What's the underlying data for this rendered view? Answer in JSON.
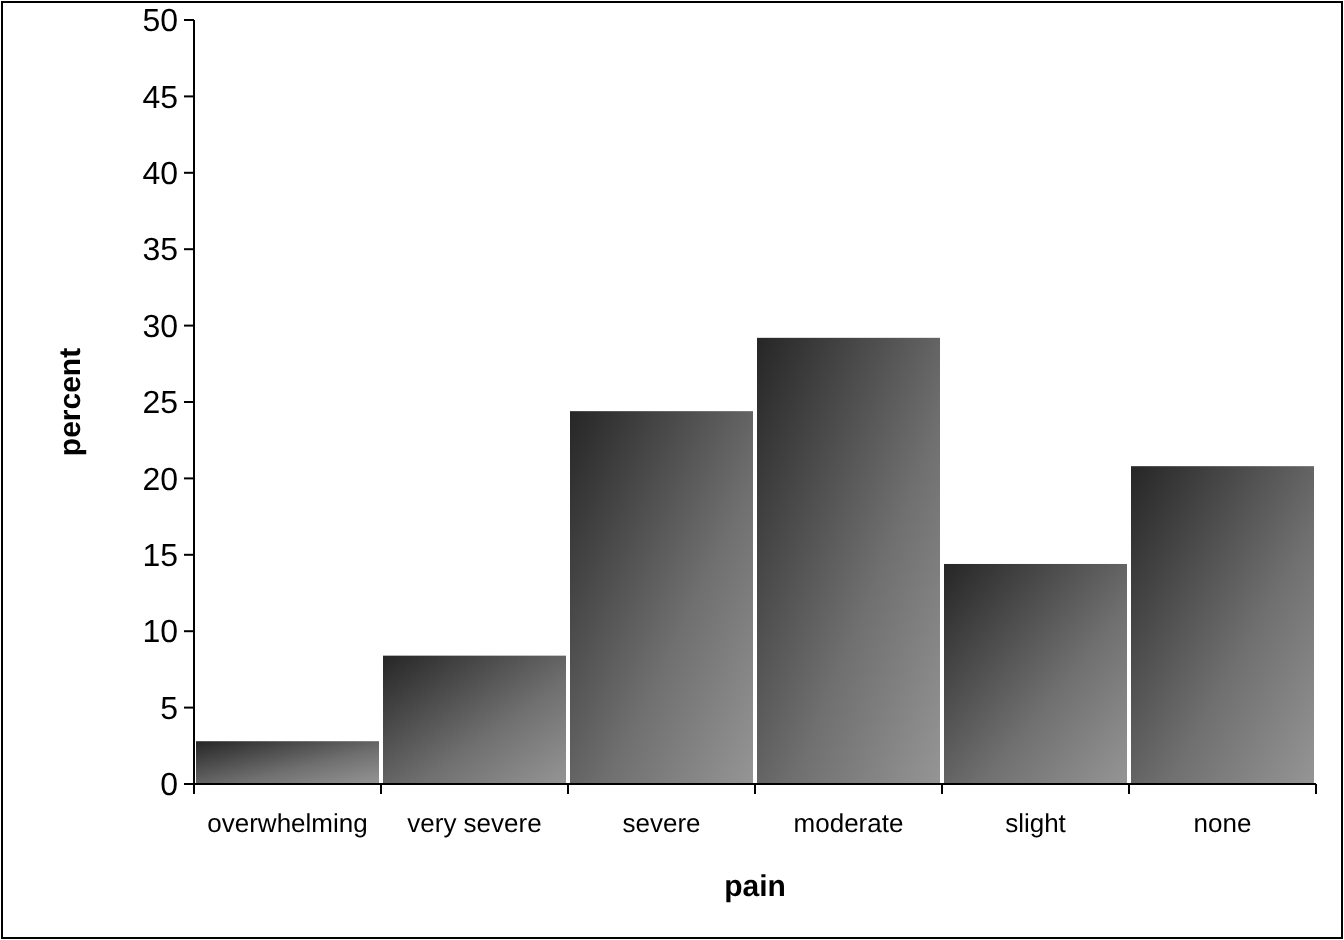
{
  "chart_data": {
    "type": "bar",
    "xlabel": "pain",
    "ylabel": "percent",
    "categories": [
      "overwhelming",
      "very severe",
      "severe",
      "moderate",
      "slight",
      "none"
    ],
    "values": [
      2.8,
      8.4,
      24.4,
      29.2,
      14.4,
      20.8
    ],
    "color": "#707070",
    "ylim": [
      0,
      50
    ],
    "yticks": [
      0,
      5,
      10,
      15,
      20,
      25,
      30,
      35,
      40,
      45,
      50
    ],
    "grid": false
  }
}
━━━━━━━━━━━━━━━━━━━━
#### What to produce
Write out the records above exactly as they appear, leaving out any pictures.

#### The response
What's the underlying data for this rendered view? Answer in JSON.
{
  "chart_data": {
    "type": "bar",
    "xlabel": "pain",
    "ylabel": "percent",
    "categories": [
      "overwhelming",
      "very severe",
      "severe",
      "moderate",
      "slight",
      "none"
    ],
    "values": [
      2.8,
      8.4,
      24.4,
      29.2,
      14.4,
      20.8
    ],
    "color": "#707070",
    "ylim": [
      0,
      50
    ],
    "yticks": [
      0,
      5,
      10,
      15,
      20,
      25,
      30,
      35,
      40,
      45,
      50
    ],
    "grid": false
  }
}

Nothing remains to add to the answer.